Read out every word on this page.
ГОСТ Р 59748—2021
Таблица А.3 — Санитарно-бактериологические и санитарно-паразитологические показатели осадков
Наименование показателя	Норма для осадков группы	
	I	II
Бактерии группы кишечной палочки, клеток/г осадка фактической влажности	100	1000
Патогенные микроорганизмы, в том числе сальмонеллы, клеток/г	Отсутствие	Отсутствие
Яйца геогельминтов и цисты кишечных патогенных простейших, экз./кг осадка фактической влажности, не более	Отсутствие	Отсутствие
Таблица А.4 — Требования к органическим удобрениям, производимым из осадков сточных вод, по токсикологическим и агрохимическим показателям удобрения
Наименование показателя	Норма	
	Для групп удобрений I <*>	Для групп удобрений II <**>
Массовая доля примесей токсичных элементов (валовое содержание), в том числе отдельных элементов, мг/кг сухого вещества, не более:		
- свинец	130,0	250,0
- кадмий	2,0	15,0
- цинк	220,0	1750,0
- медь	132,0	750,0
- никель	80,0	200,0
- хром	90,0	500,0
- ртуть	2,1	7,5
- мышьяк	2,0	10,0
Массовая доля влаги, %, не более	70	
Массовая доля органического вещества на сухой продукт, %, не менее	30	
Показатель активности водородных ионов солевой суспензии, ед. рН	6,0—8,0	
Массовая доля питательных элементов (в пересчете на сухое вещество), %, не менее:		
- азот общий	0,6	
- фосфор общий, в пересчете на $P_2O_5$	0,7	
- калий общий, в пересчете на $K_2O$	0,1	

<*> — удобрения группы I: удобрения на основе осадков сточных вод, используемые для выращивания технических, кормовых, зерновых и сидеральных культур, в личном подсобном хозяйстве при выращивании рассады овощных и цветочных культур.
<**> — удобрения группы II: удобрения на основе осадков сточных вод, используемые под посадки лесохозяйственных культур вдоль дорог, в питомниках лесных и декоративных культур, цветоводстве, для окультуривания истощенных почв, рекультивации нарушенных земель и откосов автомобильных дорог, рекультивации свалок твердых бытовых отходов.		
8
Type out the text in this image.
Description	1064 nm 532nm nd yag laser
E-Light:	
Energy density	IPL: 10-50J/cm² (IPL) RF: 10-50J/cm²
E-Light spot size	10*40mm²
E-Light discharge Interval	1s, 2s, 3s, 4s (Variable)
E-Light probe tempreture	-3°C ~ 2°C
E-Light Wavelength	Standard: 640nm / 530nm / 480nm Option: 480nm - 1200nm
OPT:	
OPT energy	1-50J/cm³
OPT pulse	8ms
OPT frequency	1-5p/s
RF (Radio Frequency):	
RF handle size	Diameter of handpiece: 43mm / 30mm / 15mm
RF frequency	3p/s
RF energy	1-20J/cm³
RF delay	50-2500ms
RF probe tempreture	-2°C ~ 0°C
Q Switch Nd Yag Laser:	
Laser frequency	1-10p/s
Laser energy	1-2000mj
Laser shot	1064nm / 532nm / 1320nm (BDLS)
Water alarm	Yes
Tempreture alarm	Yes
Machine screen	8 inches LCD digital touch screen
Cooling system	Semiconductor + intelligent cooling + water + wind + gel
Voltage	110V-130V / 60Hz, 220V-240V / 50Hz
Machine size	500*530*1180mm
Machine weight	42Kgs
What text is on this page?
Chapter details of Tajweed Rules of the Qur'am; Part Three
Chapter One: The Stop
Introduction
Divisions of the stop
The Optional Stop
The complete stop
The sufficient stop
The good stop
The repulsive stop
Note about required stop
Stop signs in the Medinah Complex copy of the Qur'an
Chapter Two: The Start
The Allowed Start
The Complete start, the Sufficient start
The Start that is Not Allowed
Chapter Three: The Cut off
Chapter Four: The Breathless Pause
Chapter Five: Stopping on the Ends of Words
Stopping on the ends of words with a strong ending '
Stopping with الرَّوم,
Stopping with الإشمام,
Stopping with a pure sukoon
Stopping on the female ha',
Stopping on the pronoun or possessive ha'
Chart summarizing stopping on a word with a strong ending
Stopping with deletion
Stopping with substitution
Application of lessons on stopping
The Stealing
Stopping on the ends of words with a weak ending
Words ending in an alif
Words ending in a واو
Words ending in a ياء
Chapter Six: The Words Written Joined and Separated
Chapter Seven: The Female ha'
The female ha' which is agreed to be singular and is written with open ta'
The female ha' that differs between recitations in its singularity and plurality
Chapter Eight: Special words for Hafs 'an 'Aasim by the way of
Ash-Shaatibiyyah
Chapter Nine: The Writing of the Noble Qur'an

_ _ _ _

-- SHORT EXERCISE --
Copy all lines in the listing above where the string "сточных" appears.

-- COMPLETE ANSWER --
Таблица А.4 — Требования к органическим удобрениям, производимым из осадков сточных вод, по токсикологическим и агрохимическим показателям удобрения
<*> — удобрения группы I: удобрения на основе осадков сточных вод, используемые для выращивания технических, кормовых, зерновых и сидеральных культур, в личном подсобном хозяйстве при выращивании рассады овощных и цветочных культур.
<**> — удобрения группы II: удобрения на основе осадков сточных вод, используемые под посадки лесохозяйственных культур вдоль дорог, в питомниках лесных и декоративных культур, цветоводстве, для окультуривания истощенных почв, рекультивации нарушенных земель и откосов автомобильных дорог, рекультивации свалок твердых бытовых отходов.		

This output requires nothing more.